— SHORT EXERCISE —
What follows is a listing. Return every line of it exactly.

..........

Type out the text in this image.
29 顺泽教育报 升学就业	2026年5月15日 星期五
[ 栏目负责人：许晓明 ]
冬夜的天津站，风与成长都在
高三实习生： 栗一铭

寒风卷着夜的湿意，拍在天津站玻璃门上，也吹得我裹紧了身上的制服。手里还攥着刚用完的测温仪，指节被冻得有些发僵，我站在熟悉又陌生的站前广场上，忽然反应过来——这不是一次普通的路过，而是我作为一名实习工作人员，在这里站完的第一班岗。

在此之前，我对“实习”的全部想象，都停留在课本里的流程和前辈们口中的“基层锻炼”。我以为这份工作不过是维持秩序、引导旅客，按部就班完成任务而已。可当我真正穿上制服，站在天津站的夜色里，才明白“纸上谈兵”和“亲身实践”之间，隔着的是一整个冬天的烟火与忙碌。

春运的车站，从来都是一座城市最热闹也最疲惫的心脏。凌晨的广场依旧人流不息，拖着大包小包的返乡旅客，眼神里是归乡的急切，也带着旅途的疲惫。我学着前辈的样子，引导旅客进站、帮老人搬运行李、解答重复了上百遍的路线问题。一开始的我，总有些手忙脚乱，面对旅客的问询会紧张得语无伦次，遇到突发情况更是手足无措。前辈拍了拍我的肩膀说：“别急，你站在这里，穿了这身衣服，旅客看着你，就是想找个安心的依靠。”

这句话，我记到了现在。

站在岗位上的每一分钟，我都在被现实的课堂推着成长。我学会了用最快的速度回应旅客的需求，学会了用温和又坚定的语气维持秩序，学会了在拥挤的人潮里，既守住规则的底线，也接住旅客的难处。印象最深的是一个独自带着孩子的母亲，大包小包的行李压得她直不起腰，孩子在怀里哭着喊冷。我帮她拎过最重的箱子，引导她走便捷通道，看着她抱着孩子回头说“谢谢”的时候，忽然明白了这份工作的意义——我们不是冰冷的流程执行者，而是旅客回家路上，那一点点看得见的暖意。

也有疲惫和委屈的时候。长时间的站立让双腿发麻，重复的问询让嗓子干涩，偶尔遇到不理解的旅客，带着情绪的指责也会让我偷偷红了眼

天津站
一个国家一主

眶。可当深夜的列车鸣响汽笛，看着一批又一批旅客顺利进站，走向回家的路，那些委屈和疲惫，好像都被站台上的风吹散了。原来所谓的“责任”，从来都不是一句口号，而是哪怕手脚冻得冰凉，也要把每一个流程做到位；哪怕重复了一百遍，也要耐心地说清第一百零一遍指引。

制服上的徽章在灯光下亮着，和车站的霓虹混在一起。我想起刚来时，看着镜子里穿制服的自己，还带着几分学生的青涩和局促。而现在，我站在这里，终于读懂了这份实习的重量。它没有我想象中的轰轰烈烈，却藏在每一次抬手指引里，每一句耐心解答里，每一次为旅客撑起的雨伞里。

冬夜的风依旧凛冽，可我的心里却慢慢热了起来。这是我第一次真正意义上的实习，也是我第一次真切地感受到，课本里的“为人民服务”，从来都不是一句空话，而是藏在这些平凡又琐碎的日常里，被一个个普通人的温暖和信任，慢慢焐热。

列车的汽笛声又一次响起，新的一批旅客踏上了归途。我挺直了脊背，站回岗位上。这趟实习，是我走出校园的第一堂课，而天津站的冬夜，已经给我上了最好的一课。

..........

— EXERCISE SOLUTION —
Type out the text in this image.
29 顺泽教育报 升学就业	2026年5月15日 星期五
[ 栏目负责人：许晓明 ]
冬夜的天津站，风与成长都在
高三实习生： 栗一铭

寒风卷着夜的湿意，拍在天津站玻璃门上，也吹得我裹紧了身上的制服。手里还攥着刚用完的测温仪，指节被冻得有些发僵，我站在熟悉又陌生的站前广场上，忽然反应过来——这不是一次普通的路过，而是我作为一名实习工作人员，在这里站完的第一班岗。

在此之前，我对“实习”的全部想象，都停留在课本里的流程和前辈们口中的“基层锻炼”。我以为这份工作不过是维持秩序、引导旅客，按部就班完成任务而已。可当我真正穿上制服，站在天津站的夜色里，才明白“纸上谈兵”和“亲身实践”之间，隔着的是一整个冬天的烟火与忙碌。

春运的车站，从来都是一座城市最热闹也最疲惫的心脏。凌晨的广场依旧人流不息，拖着大包小包的返乡旅客，眼神里是归乡的急切，也带着旅途的疲惫。我学着前辈的样子，引导旅客进站、帮老人搬运行李、解答重复了上百遍的路线问题。一开始的我，总有些手忙脚乱，面对旅客的问询会紧张得语无伦次，遇到突发情况更是手足无措。前辈拍了拍我的肩膀说：“别急，你站在这里，穿了这身衣服，旅客看着你，就是想找个安心的依靠。”

这句话，我记到了现在。

站在岗位上的每一分钟，我都在被现实的课堂推着成长。我学会了用最快的速度回应旅客的需求，学会了用温和又坚定的语气维持秩序，学会了在拥挤的人潮里，既守住规则的底线，也接住旅客的难处。印象最深的是一个独自带着孩子的母亲，大包小包的行李压得她直不起腰，孩子在怀里哭着喊冷。我帮她拎过最重的箱子，引导她走便捷通道，看着她抱着孩子回头说“谢谢”的时候，忽然明白了这份工作的意义——我们不是冰冷的流程执行者，而是旅客回家路上，那一点点看得见的暖意。

也有疲惫和委屈的时候。长时间的站立让双腿发麻，重复的问询让嗓子干涩，偶尔遇到不理解的旅客，带着情绪的指责也会让我偷偷红了眼

天津站
一个国家一主

眶。可当深夜的列车鸣响汽笛，看着一批又一批旅客顺利进站，走向回家的路，那些委屈和疲惫，好像都被站台上的风吹散了。原来所谓的“责任”，从来都不是一句口号，而是哪怕手脚冻得冰凉，也要把每一个流程做到位；哪怕重复了一百遍，也要耐心地说清第一百零一遍指引。

制服上的徽章在灯光下亮着，和车站的霓虹混在一起。我想起刚来时，看着镜子里穿制服的自己，还带着几分学生的青涩和局促。而现在，我站在这里，终于读懂了这份实习的重量。它没有我想象中的轰轰烈烈，却藏在每一次抬手指引里，每一句耐心解答里，每一次为旅客撑起的雨伞里。

冬夜的风依旧凛冽，可我的心里却慢慢热了起来。这是我第一次真正意义上的实习，也是我第一次真切地感受到，课本里的“为人民服务”，从来都不是一句空话，而是藏在这些平凡又琐碎的日常里，被一个个普通人的温暖和信任，慢慢焐热。

列车的汽笛声又一次响起，新的一批旅客踏上了归途。我挺直了脊背，站回岗位上。这趟实习，是我走出校园的第一堂课，而天津站的冬夜，已经给我上了最好的一课。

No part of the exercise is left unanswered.